GIVEN PROBLEM:
Copy the data precisely, character for character, and leave out every picture.

RECORDS SUPPLIED:
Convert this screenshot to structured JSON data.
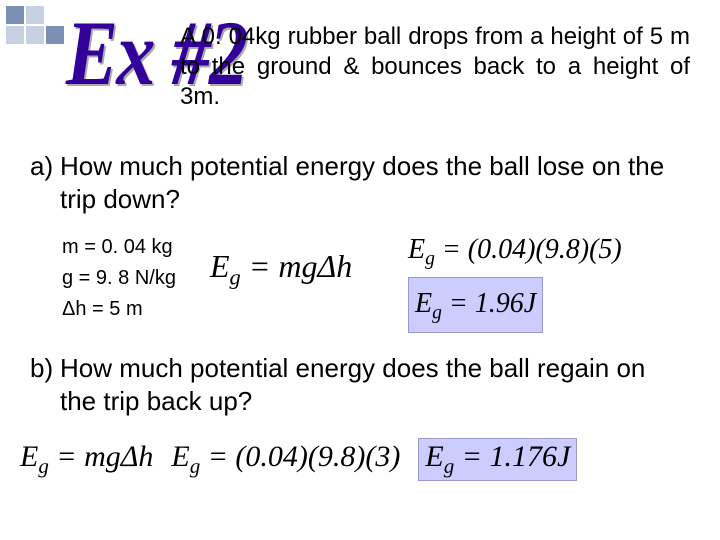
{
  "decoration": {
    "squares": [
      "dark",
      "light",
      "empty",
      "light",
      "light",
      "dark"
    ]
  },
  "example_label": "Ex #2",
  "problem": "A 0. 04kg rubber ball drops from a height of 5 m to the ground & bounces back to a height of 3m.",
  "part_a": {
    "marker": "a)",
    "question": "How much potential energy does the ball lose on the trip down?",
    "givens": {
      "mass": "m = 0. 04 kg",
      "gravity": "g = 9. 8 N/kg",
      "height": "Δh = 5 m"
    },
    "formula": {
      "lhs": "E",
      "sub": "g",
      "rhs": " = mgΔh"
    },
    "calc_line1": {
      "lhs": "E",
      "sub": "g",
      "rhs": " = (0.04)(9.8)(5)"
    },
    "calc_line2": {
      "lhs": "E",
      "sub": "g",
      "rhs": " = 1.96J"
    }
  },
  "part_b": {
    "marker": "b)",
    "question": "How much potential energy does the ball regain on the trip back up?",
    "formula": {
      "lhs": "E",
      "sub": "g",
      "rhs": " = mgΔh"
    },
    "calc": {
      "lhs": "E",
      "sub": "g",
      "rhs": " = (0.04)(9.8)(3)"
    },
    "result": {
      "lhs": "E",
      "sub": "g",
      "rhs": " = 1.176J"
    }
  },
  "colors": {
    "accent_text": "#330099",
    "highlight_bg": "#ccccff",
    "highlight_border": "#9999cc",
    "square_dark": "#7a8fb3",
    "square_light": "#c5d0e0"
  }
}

SOLUTION FOR THIS TASK:
Convert this screenshot to structured JSON data.
{
  "decoration": {
    "squares": [
      "dark",
      "light",
      "empty",
      "light",
      "light",
      "dark"
    ]
  },
  "example_label": "Ex #2",
  "problem": "A 0. 04kg rubber ball drops from a height of 5 m to the ground & bounces back to a height of 3m.",
  "part_a": {
    "marker": "a)",
    "question": "How much potential energy does the ball lose on the trip down?",
    "givens": {
      "mass": "m = 0. 04 kg",
      "gravity": "g = 9. 8 N/kg",
      "height": "Δh = 5 m"
    },
    "formula": {
      "lhs": "E",
      "sub": "g",
      "rhs": " = mgΔh"
    },
    "calc_line1": {
      "lhs": "E",
      "sub": "g",
      "rhs": " = (0.04)(9.8)(5)"
    },
    "calc_line2": {
      "lhs": "E",
      "sub": "g",
      "rhs": " = 1.96J"
    }
  },
  "part_b": {
    "marker": "b)",
    "question": "How much potential energy does the ball regain on the trip back up?",
    "formula": {
      "lhs": "E",
      "sub": "g",
      "rhs": " = mgΔh"
    },
    "calc": {
      "lhs": "E",
      "sub": "g",
      "rhs": " = (0.04)(9.8)(3)"
    },
    "result": {
      "lhs": "E",
      "sub": "g",
      "rhs": " = 1.176J"
    }
  },
  "colors": {
    "accent_text": "#330099",
    "highlight_bg": "#ccccff",
    "highlight_border": "#9999cc",
    "square_dark": "#7a8fb3",
    "square_light": "#c5d0e0"
  }
}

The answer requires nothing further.